Supplied entries.

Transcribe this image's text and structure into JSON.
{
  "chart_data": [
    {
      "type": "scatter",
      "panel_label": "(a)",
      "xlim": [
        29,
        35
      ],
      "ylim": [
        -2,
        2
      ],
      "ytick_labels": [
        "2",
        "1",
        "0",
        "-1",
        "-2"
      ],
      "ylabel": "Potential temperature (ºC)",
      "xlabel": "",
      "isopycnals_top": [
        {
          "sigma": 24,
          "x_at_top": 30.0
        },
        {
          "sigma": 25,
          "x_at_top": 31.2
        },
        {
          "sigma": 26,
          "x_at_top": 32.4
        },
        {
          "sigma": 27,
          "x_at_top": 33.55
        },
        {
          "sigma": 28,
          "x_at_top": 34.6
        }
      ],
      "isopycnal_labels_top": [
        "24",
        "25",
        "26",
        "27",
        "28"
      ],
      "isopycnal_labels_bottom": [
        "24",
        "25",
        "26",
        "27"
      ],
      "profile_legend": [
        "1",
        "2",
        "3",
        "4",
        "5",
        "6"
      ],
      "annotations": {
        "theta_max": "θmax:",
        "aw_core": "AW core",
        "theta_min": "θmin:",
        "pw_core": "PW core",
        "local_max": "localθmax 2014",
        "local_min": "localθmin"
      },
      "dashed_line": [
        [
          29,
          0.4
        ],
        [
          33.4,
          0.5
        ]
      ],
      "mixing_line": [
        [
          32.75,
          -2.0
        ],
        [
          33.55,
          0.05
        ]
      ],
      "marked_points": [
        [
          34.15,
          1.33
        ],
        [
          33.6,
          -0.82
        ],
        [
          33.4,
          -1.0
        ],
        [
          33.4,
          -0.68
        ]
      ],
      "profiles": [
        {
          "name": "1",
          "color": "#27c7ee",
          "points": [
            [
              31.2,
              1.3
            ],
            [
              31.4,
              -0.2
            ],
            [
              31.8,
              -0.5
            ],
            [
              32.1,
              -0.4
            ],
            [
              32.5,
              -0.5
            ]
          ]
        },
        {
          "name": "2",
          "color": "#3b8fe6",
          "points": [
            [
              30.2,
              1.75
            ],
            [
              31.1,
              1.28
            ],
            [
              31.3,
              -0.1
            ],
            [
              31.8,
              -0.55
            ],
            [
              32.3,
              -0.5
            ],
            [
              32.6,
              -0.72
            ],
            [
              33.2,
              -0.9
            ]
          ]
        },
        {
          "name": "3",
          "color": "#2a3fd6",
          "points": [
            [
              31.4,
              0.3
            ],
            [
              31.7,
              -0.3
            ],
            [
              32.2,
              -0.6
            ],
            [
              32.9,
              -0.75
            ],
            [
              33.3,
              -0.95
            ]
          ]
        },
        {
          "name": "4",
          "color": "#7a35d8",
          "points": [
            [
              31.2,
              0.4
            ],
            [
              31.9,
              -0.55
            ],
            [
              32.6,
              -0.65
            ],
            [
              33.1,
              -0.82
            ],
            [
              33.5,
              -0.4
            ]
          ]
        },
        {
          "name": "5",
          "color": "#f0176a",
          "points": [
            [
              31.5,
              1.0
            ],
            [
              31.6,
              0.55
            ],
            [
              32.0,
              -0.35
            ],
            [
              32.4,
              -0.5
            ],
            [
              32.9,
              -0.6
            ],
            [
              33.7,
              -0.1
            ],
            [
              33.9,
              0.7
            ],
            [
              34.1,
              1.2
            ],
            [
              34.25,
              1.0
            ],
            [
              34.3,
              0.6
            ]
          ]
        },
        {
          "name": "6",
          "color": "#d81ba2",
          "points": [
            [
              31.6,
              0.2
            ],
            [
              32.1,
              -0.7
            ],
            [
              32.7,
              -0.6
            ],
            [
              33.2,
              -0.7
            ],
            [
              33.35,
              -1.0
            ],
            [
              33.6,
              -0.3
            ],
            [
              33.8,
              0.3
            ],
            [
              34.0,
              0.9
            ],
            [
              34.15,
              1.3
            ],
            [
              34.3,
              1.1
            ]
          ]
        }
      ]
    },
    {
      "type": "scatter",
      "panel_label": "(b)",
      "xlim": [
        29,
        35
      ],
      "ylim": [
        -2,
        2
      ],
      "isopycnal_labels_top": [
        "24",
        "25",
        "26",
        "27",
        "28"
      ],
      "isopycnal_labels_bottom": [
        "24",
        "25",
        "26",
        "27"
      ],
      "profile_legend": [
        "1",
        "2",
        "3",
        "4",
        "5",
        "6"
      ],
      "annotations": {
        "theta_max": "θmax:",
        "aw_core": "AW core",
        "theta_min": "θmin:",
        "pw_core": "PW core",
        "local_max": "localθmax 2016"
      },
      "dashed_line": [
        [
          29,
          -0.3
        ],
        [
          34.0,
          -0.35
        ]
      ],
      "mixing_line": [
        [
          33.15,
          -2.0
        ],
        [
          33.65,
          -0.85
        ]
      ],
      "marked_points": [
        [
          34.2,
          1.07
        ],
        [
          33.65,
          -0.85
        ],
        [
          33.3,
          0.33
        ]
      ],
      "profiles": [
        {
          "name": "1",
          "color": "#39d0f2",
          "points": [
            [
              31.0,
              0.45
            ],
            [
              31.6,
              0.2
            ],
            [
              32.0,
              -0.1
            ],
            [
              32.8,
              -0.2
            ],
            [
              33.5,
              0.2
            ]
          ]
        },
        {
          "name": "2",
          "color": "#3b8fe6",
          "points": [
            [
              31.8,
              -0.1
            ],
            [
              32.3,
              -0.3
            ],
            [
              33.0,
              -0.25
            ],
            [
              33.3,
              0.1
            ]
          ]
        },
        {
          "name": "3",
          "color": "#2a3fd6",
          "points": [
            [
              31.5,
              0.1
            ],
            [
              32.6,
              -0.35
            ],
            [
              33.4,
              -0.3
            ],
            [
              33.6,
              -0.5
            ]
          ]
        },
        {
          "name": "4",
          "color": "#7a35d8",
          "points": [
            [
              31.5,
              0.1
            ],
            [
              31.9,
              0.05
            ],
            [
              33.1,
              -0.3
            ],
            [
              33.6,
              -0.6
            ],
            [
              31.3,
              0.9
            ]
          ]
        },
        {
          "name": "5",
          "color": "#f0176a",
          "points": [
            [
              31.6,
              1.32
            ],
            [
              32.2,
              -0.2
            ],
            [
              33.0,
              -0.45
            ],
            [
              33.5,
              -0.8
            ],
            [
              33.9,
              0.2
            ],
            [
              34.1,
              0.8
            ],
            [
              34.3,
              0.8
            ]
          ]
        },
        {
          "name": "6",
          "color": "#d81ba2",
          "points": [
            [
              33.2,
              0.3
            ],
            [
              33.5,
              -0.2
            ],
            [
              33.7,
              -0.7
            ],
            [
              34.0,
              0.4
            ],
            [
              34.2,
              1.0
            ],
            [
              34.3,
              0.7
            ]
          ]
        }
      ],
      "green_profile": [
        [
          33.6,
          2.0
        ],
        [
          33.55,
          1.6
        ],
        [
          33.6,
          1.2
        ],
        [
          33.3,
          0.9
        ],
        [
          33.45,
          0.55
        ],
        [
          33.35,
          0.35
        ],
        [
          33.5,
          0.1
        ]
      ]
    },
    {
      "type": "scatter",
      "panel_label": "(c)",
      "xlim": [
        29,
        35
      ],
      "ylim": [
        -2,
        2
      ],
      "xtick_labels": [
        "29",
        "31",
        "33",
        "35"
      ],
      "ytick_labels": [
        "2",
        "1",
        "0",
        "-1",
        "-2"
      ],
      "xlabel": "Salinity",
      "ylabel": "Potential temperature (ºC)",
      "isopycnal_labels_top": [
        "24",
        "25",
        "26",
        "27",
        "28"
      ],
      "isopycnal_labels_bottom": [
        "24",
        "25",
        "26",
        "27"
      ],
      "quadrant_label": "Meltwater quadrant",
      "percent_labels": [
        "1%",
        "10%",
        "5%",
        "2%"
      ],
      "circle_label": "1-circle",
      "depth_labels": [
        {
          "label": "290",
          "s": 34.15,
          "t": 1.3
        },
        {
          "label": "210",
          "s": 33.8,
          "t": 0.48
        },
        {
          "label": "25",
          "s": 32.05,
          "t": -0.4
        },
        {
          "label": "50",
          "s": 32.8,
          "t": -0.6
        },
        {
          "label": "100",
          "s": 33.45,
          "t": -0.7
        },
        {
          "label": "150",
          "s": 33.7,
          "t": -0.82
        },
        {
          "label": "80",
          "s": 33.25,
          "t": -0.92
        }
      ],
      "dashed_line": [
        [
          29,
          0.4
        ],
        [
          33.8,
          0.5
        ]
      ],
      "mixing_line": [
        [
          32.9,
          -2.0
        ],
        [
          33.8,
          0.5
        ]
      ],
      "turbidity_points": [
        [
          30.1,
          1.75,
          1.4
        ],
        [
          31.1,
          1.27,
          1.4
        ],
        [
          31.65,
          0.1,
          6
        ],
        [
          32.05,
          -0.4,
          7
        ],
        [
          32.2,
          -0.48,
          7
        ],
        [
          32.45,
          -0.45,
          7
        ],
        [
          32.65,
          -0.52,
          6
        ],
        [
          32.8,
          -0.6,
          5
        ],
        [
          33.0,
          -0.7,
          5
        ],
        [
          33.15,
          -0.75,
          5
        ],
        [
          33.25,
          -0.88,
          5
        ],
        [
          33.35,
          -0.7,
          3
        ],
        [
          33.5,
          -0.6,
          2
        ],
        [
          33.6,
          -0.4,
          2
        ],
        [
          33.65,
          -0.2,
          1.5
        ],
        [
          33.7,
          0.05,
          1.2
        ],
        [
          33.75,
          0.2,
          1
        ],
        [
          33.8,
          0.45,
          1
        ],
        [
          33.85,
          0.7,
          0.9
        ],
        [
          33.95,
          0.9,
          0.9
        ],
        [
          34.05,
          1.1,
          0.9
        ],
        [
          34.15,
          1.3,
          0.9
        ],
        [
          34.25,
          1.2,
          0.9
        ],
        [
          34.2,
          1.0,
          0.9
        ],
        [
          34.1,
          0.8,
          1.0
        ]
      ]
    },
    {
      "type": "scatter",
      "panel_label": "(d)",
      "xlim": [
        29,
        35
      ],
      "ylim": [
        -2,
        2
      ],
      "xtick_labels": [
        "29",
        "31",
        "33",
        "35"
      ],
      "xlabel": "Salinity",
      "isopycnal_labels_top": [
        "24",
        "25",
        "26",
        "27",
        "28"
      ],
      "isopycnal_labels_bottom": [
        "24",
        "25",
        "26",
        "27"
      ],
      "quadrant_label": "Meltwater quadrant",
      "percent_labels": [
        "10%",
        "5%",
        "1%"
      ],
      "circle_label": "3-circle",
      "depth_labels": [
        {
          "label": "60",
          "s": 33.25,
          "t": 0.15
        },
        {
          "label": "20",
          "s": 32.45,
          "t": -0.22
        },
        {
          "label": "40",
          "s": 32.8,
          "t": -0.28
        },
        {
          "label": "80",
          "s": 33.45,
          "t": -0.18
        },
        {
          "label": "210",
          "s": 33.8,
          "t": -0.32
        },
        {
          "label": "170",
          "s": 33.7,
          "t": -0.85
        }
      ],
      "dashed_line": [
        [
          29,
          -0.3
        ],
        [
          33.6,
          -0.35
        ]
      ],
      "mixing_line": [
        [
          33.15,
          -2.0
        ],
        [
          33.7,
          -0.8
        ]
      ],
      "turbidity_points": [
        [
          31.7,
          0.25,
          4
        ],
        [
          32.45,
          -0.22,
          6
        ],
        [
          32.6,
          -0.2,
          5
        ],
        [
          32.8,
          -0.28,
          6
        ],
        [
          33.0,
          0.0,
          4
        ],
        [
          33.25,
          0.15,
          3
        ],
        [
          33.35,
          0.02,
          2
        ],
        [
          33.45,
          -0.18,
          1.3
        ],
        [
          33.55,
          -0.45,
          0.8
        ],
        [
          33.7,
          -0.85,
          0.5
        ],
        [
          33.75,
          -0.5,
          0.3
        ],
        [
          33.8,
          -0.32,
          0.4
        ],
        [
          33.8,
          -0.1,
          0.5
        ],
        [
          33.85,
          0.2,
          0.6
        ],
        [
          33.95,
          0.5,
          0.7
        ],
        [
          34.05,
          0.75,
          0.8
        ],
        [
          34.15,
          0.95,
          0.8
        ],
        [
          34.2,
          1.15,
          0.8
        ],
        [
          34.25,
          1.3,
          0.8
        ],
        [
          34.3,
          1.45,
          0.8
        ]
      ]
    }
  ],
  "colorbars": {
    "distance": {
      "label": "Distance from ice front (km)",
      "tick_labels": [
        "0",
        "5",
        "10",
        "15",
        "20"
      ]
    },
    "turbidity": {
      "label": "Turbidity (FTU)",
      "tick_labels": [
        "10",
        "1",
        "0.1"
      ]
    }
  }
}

Work instructions.
Filter the entries and copy out every line with the word "circle".

Written answer.
      "circle_label": "1-circle",
      "circle_label": "3-circle",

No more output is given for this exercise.